GOAL OF THE EXERCISE →
Output the records exactly. Include every line.

[A block of data]
----

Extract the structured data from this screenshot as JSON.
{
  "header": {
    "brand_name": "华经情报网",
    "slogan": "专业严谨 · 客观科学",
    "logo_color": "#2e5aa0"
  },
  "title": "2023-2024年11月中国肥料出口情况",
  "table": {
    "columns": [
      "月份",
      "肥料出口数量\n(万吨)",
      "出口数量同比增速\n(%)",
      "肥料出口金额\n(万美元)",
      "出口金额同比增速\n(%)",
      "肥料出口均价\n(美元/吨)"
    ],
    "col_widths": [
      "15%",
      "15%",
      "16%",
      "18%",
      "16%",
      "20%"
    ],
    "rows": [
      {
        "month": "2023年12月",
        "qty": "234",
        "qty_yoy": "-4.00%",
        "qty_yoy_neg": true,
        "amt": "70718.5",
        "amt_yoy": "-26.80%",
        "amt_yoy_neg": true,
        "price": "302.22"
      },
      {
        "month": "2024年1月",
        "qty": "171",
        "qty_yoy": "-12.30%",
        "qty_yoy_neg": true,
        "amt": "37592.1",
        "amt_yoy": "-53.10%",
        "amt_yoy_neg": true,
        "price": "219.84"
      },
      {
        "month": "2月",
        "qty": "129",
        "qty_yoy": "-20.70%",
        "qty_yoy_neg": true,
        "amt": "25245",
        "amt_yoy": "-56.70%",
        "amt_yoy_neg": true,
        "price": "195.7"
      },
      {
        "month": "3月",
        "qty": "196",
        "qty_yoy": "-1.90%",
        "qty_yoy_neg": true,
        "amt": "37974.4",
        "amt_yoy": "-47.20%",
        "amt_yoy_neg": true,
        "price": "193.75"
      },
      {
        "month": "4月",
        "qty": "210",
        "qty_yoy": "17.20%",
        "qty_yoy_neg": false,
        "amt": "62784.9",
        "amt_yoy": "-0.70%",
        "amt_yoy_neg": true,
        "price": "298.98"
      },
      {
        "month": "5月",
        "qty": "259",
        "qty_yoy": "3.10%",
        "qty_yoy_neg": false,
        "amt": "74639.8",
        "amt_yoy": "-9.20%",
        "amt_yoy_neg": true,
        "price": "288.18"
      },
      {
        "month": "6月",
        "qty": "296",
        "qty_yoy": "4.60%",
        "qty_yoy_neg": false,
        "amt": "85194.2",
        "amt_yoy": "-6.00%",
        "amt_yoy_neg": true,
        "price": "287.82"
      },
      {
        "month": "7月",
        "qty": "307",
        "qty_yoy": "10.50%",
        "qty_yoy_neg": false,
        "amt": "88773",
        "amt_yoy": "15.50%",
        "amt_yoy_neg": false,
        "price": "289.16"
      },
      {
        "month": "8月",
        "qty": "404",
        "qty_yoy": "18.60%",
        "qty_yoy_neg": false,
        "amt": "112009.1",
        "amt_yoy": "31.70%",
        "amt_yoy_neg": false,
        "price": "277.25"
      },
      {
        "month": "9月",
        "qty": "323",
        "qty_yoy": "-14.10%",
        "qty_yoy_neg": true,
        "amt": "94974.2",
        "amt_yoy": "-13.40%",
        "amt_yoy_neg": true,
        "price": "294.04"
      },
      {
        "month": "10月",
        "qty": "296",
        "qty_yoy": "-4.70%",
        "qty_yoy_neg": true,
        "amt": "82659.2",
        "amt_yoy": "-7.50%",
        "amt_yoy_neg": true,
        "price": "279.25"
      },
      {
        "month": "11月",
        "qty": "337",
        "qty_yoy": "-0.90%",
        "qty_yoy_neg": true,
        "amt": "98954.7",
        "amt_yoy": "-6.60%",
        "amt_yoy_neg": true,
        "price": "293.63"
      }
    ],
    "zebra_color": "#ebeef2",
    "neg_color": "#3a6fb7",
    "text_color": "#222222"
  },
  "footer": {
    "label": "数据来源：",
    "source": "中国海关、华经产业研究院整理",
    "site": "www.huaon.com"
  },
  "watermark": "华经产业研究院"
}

----

RESPONSE TO THE EXERCISE →
Extract the structured data from this screenshot as JSON.
{
  "header": {
    "brand_name": "华经情报网",
    "slogan": "专业严谨 · 客观科学",
    "logo_color": "#2e5aa0"
  },
  "title": "2023-2024年11月中国肥料出口情况",
  "table": {
    "columns": [
      "月份",
      "肥料出口数量\n(万吨)",
      "出口数量同比增速\n(%)",
      "肥料出口金额\n(万美元)",
      "出口金额同比增速\n(%)",
      "肥料出口均价\n(美元/吨)"
    ],
    "col_widths": [
      "15%",
      "15%",
      "16%",
      "18%",
      "16%",
      "20%"
    ],
    "rows": [
      {
        "month": "2023年12月",
        "qty": "234",
        "qty_yoy": "-4.00%",
        "qty_yoy_neg": true,
        "amt": "70718.5",
        "amt_yoy": "-26.80%",
        "amt_yoy_neg": true,
        "price": "302.22"
      },
      {
        "month": "2024年1月",
        "qty": "171",
        "qty_yoy": "-12.30%",
        "qty_yoy_neg": true,
        "amt": "37592.1",
        "amt_yoy": "-53.10%",
        "amt_yoy_neg": true,
        "price": "219.84"
      },
      {
        "month": "2月",
        "qty": "129",
        "qty_yoy": "-20.70%",
        "qty_yoy_neg": true,
        "amt": "25245",
        "amt_yoy": "-56.70%",
        "amt_yoy_neg": true,
        "price": "195.7"
      },
      {
        "month": "3月",
        "qty": "196",
        "qty_yoy": "-1.90%",
        "qty_yoy_neg": true,
        "amt": "37974.4",
        "amt_yoy": "-47.20%",
        "amt_yoy_neg": true,
        "price": "193.75"
      },
      {
        "month": "4月",
        "qty": "210",
        "qty_yoy": "17.20%",
        "qty_yoy_neg": false,
        "amt": "62784.9",
        "amt_yoy": "-0.70%",
        "amt_yoy_neg": true,
        "price": "298.98"
      },
      {
        "month": "5月",
        "qty": "259",
        "qty_yoy": "3.10%",
        "qty_yoy_neg": false,
        "amt": "74639.8",
        "amt_yoy": "-9.20%",
        "amt_yoy_neg": true,
        "price": "288.18"
      },
      {
        "month": "6月",
        "qty": "296",
        "qty_yoy": "4.60%",
        "qty_yoy_neg": false,
        "amt": "85194.2",
        "amt_yoy": "-6.00%",
        "amt_yoy_neg": true,
        "price": "287.82"
      },
      {
        "month": "7月",
        "qty": "307",
        "qty_yoy": "10.50%",
        "qty_yoy_neg": false,
        "amt": "88773",
        "amt_yoy": "15.50%",
        "amt_yoy_neg": false,
        "price": "289.16"
      },
      {
        "month": "8月",
        "qty": "404",
        "qty_yoy": "18.60%",
        "qty_yoy_neg": false,
        "amt": "112009.1",
        "amt_yoy": "31.70%",
        "amt_yoy_neg": false,
        "price": "277.25"
      },
      {
        "month": "9月",
        "qty": "323",
        "qty_yoy": "-14.10%",
        "qty_yoy_neg": true,
        "amt": "94974.2",
        "amt_yoy": "-13.40%",
        "amt_yoy_neg": true,
        "price": "294.04"
      },
      {
        "month": "10月",
        "qty": "296",
        "qty_yoy": "-4.70%",
        "qty_yoy_neg": true,
        "amt": "82659.2",
        "amt_yoy": "-7.50%",
        "amt_yoy_neg": true,
        "price": "279.25"
      },
      {
        "month": "11月",
        "qty": "337",
        "qty_yoy": "-0.90%",
        "qty_yoy_neg": true,
        "amt": "98954.7",
        "amt_yoy": "-6.60%",
        "amt_yoy_neg": true,
        "price": "293.63"
      }
    ],
    "zebra_color": "#ebeef2",
    "neg_color": "#3a6fb7",
    "text_color": "#222222"
  },
  "footer": {
    "label": "数据来源：",
    "source": "中国海关、华经产业研究院整理",
    "site": "www.huaon.com"
  },
  "watermark": "华经产业研究院"
}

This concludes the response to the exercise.